- Set exercise: Find every line in the records below that holds the word "user" and copy it.

- The data:
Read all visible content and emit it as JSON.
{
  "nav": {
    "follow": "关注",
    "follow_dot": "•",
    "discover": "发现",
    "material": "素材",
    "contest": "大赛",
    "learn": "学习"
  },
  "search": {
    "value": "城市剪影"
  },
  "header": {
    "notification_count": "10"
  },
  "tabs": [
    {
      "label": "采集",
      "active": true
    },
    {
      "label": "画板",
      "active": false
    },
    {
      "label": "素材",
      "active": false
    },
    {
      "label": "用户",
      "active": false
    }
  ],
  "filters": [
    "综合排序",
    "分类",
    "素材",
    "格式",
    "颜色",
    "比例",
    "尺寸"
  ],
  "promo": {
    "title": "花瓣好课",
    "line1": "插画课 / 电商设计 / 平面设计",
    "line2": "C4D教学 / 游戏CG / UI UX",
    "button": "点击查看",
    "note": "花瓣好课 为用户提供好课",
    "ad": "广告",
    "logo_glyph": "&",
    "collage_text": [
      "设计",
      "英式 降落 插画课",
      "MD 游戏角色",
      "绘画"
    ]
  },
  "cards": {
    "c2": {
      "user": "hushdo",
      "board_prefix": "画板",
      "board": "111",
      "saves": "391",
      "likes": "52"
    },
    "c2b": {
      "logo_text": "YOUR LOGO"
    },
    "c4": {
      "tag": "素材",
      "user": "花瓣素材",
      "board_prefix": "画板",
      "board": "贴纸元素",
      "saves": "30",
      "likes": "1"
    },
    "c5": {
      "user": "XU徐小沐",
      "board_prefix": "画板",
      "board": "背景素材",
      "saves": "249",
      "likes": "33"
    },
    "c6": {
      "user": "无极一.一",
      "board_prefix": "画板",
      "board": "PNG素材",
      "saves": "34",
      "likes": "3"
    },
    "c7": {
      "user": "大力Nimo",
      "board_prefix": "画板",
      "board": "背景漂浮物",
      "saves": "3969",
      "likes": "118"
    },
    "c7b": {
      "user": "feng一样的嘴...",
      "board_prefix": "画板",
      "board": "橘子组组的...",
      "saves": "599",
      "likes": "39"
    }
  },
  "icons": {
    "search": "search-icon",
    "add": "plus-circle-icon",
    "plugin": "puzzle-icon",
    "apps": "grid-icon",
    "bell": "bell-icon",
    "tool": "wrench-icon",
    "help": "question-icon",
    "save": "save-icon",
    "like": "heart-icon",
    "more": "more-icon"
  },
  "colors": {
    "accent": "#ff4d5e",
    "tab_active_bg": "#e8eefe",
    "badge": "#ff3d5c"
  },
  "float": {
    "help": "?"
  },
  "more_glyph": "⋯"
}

- Solved problem:
      "user": "hushdo",
      "user": "花瓣素材",
      "user": "XU徐小沐",
      "user": "无极一.一",
      "user": "大力Nimo",
      "user": "feng一样的嘴...",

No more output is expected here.